==== EXCERPT ====
Urinary stone may be caused by urinary tract infection (UTI). It is the third leading cause of urolithiasis [10] . The most commonly implicated organism are the urea splitting bacteria such as Proteus species, Klebsiella pneumoniae, Pseudomonas sp., and Staphylococcus aureus [11] .

In this study, urine microscopy, culture and sensitivity test was positive for bacteria in 37.3% of cases with a predominance of E. coli. This is similar to observation made by Diallo et al. [4] in their study. They found urinary tract infection in 88.5% of cases and the presence of E. coli in 33.3% of cases.

Although CT scan is the gold standard radiologic investigation in patient with suspected urolithiasis, most of our patient had ultrasonography and IVU of the urinary tract due to non availability or afordability of CT scan.

Open surgery was the main route of surgical removal. It was performed in 50.8% of our patients, and about 67.1%ofall the stones were extracted via this modality of treatment. In a study by Kabore et al. [3] in Ouagadougou, 32.3% of patients underwent open surgery. Similarly, all patients in a study by Odzébé [7] in Brazzaville underwent open surgery. Open surgery still remains the primary route of stone extraction in many developing countries despite the advent of modern methods of stone extraction. The advent of endoscopy has revolutionized treatment of urolithiasis [12] [13] . However, there is still place for open surgery in large or complex stones. The committee on stones of the French Association of Urology (AFU) in 2013 [14] has given guidelines regarding therapeutic approach to upper urinary tract stones. Pyelolithotomy and ureterolithotomy were the commonest (33.4%) surgical procedures performed. Nephrolithotomy came in 4th position and constitute 8.9% of the open surgeries, while cystolithotomy is the 3rd accounting to 15.7% of open surgeries. This may reflect the recent trend in distribution of stone, patient form upper tract stone more the lower tract stone. Very often, calyceal stones (especially upper and middle calyceal stone) are not obstructive are small in diameter, they can be easily passed with excessive water intake. Kabore et al. [3] had found in their study that nephrolithotomy was the commonest surgical procedure (55% of cases); ureterolithotomy was done in 13.7% of the cases; and pyelolithotomy in 8.4% of cases. After ureterolithotomy, patients may benefit from ureteric stent and drainage of the retroperitoneal space 3 - 5 days. The postoperative courses in our series were uneventful in 77.5% of cases. Complications noted were predominantly surgical site infection. This is similar to report made by other African studies [3] [15] . Nephrectomy was done to two patients due to pyonephrosis with significant renal parenchymal destruction. This is a complication of obstructive uropathy that should be prevented by early diagnosis and appropriate treatment because it can lead to life-threatening sepsis.
==== SUPPLIED RECORDS ====
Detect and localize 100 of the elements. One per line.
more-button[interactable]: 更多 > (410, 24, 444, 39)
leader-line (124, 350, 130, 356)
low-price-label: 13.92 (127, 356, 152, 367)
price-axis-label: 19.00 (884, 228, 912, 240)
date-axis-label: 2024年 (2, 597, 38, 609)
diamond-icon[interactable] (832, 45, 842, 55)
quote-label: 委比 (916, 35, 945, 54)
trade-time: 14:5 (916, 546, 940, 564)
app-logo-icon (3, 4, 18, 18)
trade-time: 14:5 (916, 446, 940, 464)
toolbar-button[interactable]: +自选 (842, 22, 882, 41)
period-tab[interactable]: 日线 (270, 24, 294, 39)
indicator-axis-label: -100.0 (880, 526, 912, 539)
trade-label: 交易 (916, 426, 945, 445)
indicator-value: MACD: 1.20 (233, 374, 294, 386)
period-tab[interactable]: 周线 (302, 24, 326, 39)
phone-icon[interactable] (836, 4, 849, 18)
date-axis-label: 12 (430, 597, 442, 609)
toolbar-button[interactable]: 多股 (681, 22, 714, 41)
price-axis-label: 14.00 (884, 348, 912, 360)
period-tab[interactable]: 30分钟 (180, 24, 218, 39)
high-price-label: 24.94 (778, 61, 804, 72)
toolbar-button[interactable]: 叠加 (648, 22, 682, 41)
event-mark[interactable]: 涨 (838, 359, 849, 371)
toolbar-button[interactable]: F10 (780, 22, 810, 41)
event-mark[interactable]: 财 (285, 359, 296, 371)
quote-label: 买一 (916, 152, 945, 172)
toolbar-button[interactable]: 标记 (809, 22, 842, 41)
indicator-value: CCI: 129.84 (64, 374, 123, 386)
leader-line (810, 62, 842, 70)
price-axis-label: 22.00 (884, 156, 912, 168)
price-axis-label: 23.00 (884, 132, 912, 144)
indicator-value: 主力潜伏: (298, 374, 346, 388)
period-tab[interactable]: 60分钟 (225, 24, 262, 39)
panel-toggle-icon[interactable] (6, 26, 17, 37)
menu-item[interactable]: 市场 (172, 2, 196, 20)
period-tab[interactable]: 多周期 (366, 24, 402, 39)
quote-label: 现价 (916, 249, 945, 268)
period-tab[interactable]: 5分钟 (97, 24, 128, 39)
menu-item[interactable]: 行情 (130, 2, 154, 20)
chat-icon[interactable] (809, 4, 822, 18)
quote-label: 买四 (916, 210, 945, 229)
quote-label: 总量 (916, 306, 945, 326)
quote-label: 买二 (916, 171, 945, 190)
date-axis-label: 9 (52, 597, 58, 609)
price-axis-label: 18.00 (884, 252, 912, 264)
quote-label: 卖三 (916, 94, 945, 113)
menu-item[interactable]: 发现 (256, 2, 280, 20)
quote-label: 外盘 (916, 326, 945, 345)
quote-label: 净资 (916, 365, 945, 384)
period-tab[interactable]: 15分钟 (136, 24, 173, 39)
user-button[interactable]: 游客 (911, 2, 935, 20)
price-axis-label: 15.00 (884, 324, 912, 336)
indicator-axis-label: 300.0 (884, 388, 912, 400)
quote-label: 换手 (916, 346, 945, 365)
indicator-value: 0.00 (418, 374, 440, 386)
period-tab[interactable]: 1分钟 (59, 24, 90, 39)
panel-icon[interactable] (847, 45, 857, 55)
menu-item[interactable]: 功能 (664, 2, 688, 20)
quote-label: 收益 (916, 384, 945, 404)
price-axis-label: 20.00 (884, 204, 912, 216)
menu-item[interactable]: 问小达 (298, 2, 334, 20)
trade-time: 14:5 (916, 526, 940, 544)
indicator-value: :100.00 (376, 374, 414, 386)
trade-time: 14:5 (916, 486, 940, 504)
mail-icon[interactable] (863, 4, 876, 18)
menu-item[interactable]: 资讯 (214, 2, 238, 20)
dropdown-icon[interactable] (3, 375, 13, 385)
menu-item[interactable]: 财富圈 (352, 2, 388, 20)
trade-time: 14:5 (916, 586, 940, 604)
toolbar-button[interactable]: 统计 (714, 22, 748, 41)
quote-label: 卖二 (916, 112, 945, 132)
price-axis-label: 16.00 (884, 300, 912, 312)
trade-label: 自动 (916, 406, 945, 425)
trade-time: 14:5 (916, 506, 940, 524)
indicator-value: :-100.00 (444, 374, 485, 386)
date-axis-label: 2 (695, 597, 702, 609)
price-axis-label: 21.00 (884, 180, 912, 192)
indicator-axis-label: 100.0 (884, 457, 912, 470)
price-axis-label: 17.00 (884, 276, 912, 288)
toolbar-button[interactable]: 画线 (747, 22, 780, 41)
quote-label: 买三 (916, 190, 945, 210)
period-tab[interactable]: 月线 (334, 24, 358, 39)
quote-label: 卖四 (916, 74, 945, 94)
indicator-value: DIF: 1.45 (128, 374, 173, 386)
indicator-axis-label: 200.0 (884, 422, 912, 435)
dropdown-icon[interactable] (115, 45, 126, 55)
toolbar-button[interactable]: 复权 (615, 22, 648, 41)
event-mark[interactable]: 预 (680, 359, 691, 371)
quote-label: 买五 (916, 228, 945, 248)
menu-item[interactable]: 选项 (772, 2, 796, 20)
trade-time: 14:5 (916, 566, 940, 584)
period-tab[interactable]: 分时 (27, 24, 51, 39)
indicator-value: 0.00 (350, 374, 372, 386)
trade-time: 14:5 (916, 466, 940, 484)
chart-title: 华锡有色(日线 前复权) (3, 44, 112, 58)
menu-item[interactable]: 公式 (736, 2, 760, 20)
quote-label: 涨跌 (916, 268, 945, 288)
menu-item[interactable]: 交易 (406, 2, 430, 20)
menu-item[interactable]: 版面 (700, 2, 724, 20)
====
> **EXERCISE**: Quote the full passage on urinary stones and their surgical treatment word for word.

> **RESPONSE AREA**:
Urinary stone may be caused by urinary tract infection (UTI). It is the third leading cause of urolithiasis [10] . The most commonly implicated organism are the urea splitting bacteria such as Proteus species, Klebsiella pneumoniae, Pseudomonas sp., and Staphylococcus aureus [11] .

In this study, urine microscopy, culture and sensitivity test was positive for bacteria in 37.3% of cases with a predominance of E. coli. This is similar to observation made by Diallo et al. [4] in their study. They found urinary tract infection in 88.5% of cases and the presence of E. coli in 33.3% of cases.

Although CT scan is the gold standard radiologic investigation in patient with suspected urolithiasis, most of our patient had ultrasonography and IVU of the urinary tract due to non availability or afordability of CT scan.

Open surgery was the main route of surgical removal. It was performed in 50.8% of our patients, and about 67.1%ofall the stones were extracted via this modality of treatment. In a study by Kabore et al. [3] in Ouagadougou, 32.3% of patients underwent open surgery. Similarly, all patients in a study by Odzébé [7] in Brazzaville underwent open surgery. Open surgery still remains the primary route of stone extraction in many developing countries despite the advent of modern methods of stone extraction. The advent of endoscopy has revolutionized treatment of urolithiasis [12] [13] . However, there is still place for open surgery in large or complex stones. The committee on stones of the French Association of Urology (AFU) in 2013 [14] has given guidelines regarding therapeutic approach to upper urinary tract stones. Pyelolithotomy and ureterolithotomy were the commonest (33.4%) surgical procedures performed. Nephrolithotomy came in 4th position and constitute 8.9% of the open surgeries, while cystolithotomy is the 3rd accounting to 15.7% of open surgeries. This may reflect the recent trend in distribution of stone, patient form upper tract stone more the lower tract stone. Very often, calyceal stones (especially upper and middle calyceal stone) are not obstructive are small in diameter, they can be easily passed with excessive water intake. Kabore et al. [3] had found in their study that nephrolithotomy was the commonest surgical procedure (55% of cases); ureterolithotomy was done in 13.7% of the cases; and pyelolithotomy in 8.4% of cases. After ureterolithotomy, patients may benefit from ureteric stent and drainage of the retroperitoneal space 3 - 5 days. The postoperative courses in our series were uneventful in 77.5% of cases. Complications noted were predominantly surgical site infection. This is similar to report made by other African studies [3] [15] . Nephrectomy was done to two patients due to pyonephrosis with significant renal parenchymal destruction. This is a complication of obstructive uropathy that should be prevented by early diagnosis and appropriate treatment because it can lead to life-threatening sepsis.